━━ DOCUMENT PASSAGE ━━
Blue Jays offence, not bullpen, to blame in painful loss to Tigers

Aaron Sanchez's brilliant night went to waste on Tuesday as the Toronto Blue Jays left 11 men stranded in a 3-2 extra innings loss to the Detroit Tigers.

DETROIT – Pin this hard-to-stomach loss on the offence, not on a brilliant Aaron Sanchez or on the bullpen. The Toronto Blue Jays managed just two runs despite facing the type of left-hander they should maul in Matt Boyd, and then squandered chances to open things up in both the seventh and ninth innings. In doing so, the Detroit Tigers managed to stay close enough to exploit a small opening against the young right-hander to tie the game in the ninth, before Ian Kinsler’s RBI single in the 10th capped a 3-2 victory Tuesday night as unlikely for the hosts as it was painful for the visitors.

“(Sanchez) did everything right, he had a chance to throw a shutout there, we had a good chance to win, we should have won,” lamented Blue Jays manager John Gibbons, “but that’s not the way baseball works.”
━━━
━━ EXTRACTED RECORDS ━━
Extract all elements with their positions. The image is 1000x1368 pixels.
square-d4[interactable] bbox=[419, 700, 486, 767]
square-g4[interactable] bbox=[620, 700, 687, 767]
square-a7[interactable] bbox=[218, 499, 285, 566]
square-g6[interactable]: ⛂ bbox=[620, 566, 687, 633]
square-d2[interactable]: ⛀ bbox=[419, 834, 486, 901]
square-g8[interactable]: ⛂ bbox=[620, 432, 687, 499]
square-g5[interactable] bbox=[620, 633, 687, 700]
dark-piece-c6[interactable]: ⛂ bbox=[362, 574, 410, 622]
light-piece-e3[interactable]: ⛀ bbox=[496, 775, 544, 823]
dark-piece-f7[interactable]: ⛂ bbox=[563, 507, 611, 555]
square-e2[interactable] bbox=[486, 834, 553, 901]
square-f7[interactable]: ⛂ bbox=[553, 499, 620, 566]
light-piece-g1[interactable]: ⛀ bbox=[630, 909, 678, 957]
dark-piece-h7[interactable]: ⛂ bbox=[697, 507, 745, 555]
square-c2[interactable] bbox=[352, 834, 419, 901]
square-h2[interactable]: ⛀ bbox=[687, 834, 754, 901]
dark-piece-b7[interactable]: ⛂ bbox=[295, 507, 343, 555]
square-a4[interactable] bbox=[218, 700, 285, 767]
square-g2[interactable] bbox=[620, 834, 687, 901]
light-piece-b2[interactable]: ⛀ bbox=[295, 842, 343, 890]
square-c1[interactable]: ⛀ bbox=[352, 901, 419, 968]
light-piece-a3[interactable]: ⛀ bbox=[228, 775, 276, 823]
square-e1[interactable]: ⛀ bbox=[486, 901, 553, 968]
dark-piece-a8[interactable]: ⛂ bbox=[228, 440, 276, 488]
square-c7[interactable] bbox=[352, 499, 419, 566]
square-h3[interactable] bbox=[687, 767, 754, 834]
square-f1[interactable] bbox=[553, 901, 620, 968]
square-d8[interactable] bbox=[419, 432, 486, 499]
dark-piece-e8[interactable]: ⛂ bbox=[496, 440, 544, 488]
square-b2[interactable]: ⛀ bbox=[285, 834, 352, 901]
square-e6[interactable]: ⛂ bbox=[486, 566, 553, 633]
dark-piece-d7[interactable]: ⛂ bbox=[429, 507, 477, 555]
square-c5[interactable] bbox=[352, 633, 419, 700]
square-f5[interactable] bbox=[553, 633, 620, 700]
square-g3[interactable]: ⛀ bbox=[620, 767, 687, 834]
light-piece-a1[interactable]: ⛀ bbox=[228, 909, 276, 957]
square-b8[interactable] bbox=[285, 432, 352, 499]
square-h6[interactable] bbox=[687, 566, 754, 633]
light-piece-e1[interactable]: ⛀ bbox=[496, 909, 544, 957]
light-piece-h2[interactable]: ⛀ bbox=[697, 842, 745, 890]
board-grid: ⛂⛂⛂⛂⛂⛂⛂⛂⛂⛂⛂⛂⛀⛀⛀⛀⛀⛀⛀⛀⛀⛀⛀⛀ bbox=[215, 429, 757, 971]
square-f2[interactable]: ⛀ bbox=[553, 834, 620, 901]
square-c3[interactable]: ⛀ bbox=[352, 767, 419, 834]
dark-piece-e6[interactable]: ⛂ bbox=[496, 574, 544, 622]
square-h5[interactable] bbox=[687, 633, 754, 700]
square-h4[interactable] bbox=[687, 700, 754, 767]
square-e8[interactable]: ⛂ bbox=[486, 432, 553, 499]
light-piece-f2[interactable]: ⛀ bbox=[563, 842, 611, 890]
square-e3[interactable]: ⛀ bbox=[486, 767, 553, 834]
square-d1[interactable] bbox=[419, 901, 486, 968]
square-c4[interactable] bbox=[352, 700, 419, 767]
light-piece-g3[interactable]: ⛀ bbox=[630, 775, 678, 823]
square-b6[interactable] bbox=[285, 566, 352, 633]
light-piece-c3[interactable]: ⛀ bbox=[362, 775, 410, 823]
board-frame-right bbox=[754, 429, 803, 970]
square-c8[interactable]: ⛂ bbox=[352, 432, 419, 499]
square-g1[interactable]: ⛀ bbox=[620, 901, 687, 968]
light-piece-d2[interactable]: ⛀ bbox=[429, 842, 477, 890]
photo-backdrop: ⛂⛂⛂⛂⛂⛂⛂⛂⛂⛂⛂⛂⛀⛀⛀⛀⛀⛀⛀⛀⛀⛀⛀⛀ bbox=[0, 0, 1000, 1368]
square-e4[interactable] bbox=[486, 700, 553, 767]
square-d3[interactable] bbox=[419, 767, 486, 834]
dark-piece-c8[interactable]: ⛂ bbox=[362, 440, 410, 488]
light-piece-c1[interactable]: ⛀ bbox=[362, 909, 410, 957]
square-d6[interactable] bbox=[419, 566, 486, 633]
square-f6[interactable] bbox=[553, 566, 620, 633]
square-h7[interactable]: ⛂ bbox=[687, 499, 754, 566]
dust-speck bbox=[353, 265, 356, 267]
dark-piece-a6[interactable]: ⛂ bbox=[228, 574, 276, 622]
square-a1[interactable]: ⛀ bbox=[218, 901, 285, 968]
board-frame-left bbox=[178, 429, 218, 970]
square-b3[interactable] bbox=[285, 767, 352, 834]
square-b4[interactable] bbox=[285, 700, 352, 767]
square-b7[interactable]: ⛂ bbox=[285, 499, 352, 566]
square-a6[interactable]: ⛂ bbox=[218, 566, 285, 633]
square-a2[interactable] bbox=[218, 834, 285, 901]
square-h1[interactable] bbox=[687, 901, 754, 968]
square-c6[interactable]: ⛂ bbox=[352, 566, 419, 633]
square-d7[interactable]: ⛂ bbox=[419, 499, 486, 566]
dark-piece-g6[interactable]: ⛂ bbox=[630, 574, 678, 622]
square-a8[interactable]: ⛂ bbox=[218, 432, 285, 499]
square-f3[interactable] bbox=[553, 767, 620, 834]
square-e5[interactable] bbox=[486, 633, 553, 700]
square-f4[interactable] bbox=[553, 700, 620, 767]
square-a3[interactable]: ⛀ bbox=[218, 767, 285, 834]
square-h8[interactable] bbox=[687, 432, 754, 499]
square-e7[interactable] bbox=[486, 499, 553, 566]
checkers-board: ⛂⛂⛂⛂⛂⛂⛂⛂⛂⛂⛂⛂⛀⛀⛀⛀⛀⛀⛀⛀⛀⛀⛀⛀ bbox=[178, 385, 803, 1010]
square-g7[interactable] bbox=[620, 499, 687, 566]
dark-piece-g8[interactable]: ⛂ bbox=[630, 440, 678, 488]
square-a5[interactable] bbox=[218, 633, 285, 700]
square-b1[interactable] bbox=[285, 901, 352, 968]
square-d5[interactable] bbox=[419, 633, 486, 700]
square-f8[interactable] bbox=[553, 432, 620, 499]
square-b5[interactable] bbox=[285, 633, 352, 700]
━━━
→ **GOAL**:
Quote the article above on the Blue Jays' extra-innings loss to the Tigers in full, reproducing every word and punctuation mark without alteration.

→ **ANSWER IN FULL**:
Blue Jays offence, not bullpen, to blame in painful loss to Tigers

Aaron Sanchez's brilliant night went to waste on Tuesday as the Toronto Blue Jays left 11 men stranded in a 3-2 extra innings loss to the Detroit Tigers.

DETROIT – Pin this hard-to-stomach loss on the offence, not on a brilliant Aaron Sanchez or on the bullpen. The Toronto Blue Jays managed just two runs despite facing the type of left-hander they should maul in Matt Boyd, and then squandered chances to open things up in both the seventh and ninth innings. In doing so, the Detroit Tigers managed to stay close enough to exploit a small opening against the young right-hander to tie the game in the ninth, before Ian Kinsler’s RBI single in the 10th capped a 3-2 victory Tuesday night as unlikely for the hosts as it was painful for the visitors.

“(Sanchez) did everything right, he had a chance to throw a shutout there, we had a good chance to win, we should have won,” lamented Blue Jays manager John Gibbons, “but that’s not the way baseball works.”